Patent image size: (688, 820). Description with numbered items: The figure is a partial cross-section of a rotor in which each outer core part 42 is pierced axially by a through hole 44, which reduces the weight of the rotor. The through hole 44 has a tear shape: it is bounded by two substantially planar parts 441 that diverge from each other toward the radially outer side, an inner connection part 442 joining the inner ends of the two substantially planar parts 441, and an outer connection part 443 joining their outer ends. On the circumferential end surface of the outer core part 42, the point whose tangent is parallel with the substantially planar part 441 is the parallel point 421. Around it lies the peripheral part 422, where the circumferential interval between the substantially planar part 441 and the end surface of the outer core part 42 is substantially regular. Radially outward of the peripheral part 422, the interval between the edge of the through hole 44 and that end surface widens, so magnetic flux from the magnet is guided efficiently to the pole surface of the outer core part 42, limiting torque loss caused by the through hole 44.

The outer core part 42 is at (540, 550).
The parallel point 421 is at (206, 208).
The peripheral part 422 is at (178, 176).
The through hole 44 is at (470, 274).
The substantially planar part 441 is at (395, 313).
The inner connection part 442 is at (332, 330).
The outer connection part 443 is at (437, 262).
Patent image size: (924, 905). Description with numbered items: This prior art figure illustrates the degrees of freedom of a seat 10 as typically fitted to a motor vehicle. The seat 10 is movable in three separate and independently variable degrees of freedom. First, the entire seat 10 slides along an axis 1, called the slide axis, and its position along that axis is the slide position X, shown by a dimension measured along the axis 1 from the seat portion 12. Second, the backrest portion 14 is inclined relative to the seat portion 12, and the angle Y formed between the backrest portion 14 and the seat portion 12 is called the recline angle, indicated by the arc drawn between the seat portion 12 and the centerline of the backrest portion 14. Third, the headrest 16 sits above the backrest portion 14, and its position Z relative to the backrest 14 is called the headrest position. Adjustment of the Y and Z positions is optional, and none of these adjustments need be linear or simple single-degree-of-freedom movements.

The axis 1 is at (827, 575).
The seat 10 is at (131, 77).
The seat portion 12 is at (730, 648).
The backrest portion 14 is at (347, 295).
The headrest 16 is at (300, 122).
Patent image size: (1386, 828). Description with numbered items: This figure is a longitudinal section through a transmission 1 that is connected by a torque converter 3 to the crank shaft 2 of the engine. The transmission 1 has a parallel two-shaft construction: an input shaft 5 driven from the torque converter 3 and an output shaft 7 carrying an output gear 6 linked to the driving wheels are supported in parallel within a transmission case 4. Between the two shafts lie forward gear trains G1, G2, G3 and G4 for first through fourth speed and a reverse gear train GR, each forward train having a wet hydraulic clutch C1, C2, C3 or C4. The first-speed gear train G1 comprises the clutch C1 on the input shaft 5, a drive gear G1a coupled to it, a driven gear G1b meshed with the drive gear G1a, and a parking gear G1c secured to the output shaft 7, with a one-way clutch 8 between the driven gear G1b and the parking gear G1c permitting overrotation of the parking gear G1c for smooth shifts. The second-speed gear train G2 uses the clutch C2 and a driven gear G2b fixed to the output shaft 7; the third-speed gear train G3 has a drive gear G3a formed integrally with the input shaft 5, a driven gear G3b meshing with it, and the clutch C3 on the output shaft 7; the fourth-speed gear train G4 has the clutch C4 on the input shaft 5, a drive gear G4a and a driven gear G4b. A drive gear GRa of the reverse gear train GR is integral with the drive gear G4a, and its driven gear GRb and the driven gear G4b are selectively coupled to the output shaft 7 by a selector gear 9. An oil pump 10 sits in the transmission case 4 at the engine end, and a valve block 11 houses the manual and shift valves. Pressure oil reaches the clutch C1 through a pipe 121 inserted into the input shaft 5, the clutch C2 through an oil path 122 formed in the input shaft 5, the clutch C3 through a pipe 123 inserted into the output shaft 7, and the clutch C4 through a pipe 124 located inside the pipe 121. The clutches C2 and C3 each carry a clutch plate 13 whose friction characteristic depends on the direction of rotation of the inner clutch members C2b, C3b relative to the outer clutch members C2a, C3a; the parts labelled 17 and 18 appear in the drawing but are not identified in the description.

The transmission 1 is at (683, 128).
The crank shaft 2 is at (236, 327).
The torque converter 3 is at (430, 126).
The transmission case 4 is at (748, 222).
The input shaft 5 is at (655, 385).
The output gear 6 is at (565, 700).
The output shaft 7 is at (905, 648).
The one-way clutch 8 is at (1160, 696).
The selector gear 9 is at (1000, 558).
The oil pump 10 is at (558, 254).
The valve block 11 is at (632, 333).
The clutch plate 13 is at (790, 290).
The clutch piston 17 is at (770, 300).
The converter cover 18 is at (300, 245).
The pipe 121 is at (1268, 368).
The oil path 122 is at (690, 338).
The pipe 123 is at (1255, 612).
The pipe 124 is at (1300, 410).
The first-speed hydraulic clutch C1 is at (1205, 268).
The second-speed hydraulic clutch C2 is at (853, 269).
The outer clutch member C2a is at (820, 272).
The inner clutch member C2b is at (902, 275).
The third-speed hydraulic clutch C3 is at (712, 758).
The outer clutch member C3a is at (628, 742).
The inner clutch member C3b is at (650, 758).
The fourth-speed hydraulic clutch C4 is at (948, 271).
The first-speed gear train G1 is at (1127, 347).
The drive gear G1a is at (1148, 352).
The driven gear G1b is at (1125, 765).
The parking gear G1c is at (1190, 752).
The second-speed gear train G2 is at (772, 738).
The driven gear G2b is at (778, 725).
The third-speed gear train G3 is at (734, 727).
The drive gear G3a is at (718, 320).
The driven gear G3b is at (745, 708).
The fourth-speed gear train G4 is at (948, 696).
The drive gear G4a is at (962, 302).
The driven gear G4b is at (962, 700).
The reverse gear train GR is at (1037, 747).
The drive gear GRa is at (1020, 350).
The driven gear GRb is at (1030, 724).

####

§ DESCRIPTION OF THE TASK
Update the items from the start through the line containing "The outer connection", inclusive, by replacing "rotor" with "rotating assembly" and leaving everything else unchanged, then give those lines again.

§ RESULT FOR THIS EXERCISE
Patent image size: (688, 820). Description with numbered items: The figure is a partial cross-section of a rotating assembly in which each outer core part 42 is pierced axially by a through hole 44, which reduces the weight of the rotating assembly. The through hole 44 has a tear shape: it is bounded by two substantially planar parts 441 that diverge from each other toward the radially outer side, an inner connection part 442 joining the inner ends of the two substantially planar parts 441, and an outer connection part 443 joining their outer ends. On the circumferential end surface of the outer core part 42, the point whose tangent is parallel with the substantially planar part 441 is the parallel point 421. Around it lies the peripheral part 422, where the circumferential interval between the substantially planar part 441 and the end surface of the outer core part 42 is substantially regular. Radially outward of the peripheral part 422, the interval between the edge of the through hole 44 and that end surface widens, so magnetic flux from the magnet is guided efficiently to the pole surface of the outer core part 42, limiting torque loss caused by the through hole 44.

The outer core part 42 is at (540, 550).
The parallel point 421 is at (206, 208).
The peripheral part 422 is at (178, 176).
The through hole 44 is at (470, 274).
The substantially planar part 441 is at (395, 313).
The inner connection part 442 is at (332, 330).
The outer connection part 443 is at (437, 262).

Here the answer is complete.